» **TO DO**
a) In the post-election reflection, where did the writer identify the reasons for avoiding the subject of the presidential election?
b) Carry on the post-election reflection past its final paragraph.

» **SUPPLIED PASSAGE**
A Post-Election Thought

You may have noticed that I have until now studiously avoided speaking about the presidential election explicitly, even though of course we have all been thinking about it (and perhaps agonizing about it) for months. There are several reasons that I have avoided this subject, and I identified those reasons in the Chronicle article on the subject a few weeks back.

The American people have spoken, and regardless of your own political views, there is no question that this election has upended the establishment. This vote came, I think, from a place of anxiety, of deep frustration and a measure of hopelessness from across large swathes of America. We are a nation gripped by many, seemingly intractable problems: the epidemic of addiction, the decline of manufacturing jobs, the divide between rich and poor and the related squeezing of the middle class, the ongoing challenge of racial justice, the continuing rise in health care costs, the rising temperature of the Earth, and so forth.

I hope that these issues will be addressed by our leaders in the coming months and years. I hope that we will have the fortitude to take on these challenges as an undivided nation.

One thing of great concern to me, however, is that the fissures in American society inflamed by the discourse of the past year will hinder that progress. I am worried about all of the “isms” that have been let out of the bottle: the anti-Semitism, racism, anti-immigrant-ism, anti-Muslim-ism, the mocking of people with disabilities, fat-shaming, and perhaps most troubling, the sexism: flagrantly disrespectful language and behavior meant to denigrate and objectify women.

I want our leaders to reflect the holiness in human relationships; I want those who serve the public to be role models for my children, particularly since such role models seem to become more and more scarce.

I pray that the man who will soon be president will take a different tack, that he will, when he occupies the Oval Office, discover a humility that will compel him to lead in a way that embraces our differences, that acknowledges that America is greatest when it is both diverse and inclusive.

[Entries from a dataset]
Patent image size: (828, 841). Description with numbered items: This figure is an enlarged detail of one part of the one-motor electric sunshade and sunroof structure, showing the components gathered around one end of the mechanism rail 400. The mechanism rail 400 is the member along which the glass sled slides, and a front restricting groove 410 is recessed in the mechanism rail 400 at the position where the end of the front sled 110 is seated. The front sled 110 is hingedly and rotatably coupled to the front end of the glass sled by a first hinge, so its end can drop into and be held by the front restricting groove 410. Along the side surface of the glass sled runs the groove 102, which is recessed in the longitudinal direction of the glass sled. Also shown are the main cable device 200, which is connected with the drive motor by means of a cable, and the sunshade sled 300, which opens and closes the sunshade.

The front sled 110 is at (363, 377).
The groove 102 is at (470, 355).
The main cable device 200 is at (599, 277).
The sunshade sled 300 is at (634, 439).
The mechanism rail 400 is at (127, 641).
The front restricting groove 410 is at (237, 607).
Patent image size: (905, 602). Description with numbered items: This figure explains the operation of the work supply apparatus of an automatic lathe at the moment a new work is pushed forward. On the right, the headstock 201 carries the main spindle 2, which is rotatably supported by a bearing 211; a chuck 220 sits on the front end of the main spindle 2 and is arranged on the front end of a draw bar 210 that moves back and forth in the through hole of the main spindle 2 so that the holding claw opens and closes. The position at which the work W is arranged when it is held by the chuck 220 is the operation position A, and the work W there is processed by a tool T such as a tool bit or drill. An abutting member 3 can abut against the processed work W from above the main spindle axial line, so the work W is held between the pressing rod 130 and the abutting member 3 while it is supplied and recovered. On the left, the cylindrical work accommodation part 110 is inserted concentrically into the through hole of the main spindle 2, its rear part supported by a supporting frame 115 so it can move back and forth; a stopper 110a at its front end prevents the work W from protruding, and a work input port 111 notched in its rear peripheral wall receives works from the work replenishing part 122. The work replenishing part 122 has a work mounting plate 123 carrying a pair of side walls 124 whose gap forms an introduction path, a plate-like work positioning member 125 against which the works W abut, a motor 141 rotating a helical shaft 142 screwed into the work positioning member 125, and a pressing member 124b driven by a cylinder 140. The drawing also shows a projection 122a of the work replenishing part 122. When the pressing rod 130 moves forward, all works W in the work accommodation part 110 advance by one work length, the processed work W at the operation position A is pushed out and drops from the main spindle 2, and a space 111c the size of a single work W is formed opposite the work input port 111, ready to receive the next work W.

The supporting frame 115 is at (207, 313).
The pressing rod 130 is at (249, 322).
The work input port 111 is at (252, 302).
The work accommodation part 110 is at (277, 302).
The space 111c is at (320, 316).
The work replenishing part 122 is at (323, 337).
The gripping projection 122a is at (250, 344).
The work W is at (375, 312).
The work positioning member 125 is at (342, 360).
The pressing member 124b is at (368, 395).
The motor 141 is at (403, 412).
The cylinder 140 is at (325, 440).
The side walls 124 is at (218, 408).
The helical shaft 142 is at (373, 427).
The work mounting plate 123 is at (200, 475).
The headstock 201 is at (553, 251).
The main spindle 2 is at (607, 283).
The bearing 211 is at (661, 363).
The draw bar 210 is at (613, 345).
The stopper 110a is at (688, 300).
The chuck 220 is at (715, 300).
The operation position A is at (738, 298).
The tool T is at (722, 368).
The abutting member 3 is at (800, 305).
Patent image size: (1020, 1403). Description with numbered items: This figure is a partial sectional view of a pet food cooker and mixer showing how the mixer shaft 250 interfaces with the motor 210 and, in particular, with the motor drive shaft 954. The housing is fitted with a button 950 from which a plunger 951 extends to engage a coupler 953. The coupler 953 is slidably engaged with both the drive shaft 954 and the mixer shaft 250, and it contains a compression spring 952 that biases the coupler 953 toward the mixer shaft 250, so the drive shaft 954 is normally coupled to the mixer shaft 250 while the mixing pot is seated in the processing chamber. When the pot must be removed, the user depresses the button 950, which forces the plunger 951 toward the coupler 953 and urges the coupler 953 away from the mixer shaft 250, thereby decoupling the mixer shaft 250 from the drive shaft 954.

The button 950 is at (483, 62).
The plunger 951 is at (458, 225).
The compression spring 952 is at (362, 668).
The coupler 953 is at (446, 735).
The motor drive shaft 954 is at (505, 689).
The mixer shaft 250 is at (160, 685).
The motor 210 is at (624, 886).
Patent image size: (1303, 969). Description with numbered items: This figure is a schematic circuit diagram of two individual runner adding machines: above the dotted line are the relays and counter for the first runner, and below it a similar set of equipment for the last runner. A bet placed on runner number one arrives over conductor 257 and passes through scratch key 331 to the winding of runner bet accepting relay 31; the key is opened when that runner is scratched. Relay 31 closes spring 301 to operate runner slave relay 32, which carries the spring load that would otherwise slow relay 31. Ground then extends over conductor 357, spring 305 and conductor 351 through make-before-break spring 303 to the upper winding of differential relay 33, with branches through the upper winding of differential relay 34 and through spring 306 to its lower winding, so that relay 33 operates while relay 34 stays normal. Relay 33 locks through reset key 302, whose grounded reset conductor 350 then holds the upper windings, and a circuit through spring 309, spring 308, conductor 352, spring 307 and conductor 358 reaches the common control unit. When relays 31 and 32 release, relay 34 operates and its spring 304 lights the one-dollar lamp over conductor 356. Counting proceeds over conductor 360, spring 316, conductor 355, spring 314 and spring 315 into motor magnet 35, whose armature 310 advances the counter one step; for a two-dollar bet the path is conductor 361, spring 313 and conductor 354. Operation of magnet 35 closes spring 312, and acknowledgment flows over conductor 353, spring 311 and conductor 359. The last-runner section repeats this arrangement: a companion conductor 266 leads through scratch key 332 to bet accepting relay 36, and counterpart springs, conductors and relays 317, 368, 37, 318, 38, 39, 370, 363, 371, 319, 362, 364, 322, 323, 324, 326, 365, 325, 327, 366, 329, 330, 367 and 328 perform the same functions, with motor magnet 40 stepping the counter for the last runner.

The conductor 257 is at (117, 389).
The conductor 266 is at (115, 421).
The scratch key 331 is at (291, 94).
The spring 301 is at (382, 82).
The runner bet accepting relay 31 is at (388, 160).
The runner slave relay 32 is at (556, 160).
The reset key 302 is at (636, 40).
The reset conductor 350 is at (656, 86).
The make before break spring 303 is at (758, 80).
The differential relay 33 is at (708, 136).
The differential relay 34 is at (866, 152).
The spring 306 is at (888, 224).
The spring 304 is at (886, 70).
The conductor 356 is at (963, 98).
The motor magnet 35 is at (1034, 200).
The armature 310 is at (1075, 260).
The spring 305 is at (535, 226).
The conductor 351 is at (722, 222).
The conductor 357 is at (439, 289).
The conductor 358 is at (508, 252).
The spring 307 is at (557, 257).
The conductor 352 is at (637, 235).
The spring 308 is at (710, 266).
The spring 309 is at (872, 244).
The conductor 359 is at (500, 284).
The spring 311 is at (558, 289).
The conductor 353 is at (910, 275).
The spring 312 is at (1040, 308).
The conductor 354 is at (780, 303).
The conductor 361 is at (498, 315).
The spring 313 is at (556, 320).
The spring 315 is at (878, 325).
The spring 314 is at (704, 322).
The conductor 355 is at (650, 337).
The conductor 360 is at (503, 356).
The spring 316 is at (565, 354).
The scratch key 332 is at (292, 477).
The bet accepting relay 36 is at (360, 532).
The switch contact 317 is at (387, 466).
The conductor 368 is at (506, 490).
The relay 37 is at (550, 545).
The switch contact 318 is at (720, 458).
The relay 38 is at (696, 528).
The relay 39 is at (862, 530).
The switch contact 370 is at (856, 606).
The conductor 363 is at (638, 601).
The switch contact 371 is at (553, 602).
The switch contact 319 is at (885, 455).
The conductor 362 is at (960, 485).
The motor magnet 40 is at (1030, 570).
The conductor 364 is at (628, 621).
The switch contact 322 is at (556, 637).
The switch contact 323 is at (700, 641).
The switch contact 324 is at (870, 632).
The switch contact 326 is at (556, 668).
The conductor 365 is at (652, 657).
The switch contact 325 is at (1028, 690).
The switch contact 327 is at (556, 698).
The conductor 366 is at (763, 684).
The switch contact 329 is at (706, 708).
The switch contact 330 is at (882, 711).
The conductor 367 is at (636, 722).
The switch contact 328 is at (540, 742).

» **ACTIVITY ANSWERS**
a) In the Chronicle article on the subject a few weeks back.

b)
I have been thinking this week a lot about George Washington. President George Washington, who worked more than 300 slaves on his Mount Vernon property even as he led this country; the same President George Washington, who said, in his letter to the Jewish community of Newport, Rhode Island in 1790:

For happily the Government of the United States, which gives to bigotry no sanction, to persecution no assistance, requires only that they who live under its protection, should demean themselves as good citizens.

There is, no doubt, some irony in these words, delivered just three years after the Constitutional Convention declared an African-American man to be counted as only three-fifths of a man for election purposes. And we should also remember that the 19th Amendment, giving women full suffrage, was only ratified in 1920. It is abundantly clear that, 226 years after Washington’s letter, we are still working on the project of making these states a more perfect Union. This journey is not complete.

The Talmud notes that the reason the Second Temple was destroyed in the year 70 CE at the hands of the Romans was due to sin’at hinam, baseless hatred; this malignancy on the human spirit is still found within us. We all have the capacity to hate. But we also have the capacity for ahavat hinam, unbounded love.

As we enter the next in a long line of peaceful transfers of political power, I hope not only that we can rise to the challenges of the 21st century, but that we can also continue the work of eliminating the toxic -isms which continue to plague our society. We must stand up to hatred and fear, name-calling and conspiracy-mongering, bigotry and persecution of all kinds, so that we may continue to move forward together. Let’s make the future one of ahavat hinam, a love that will envelop and empower all within our midst for the betterment of our society.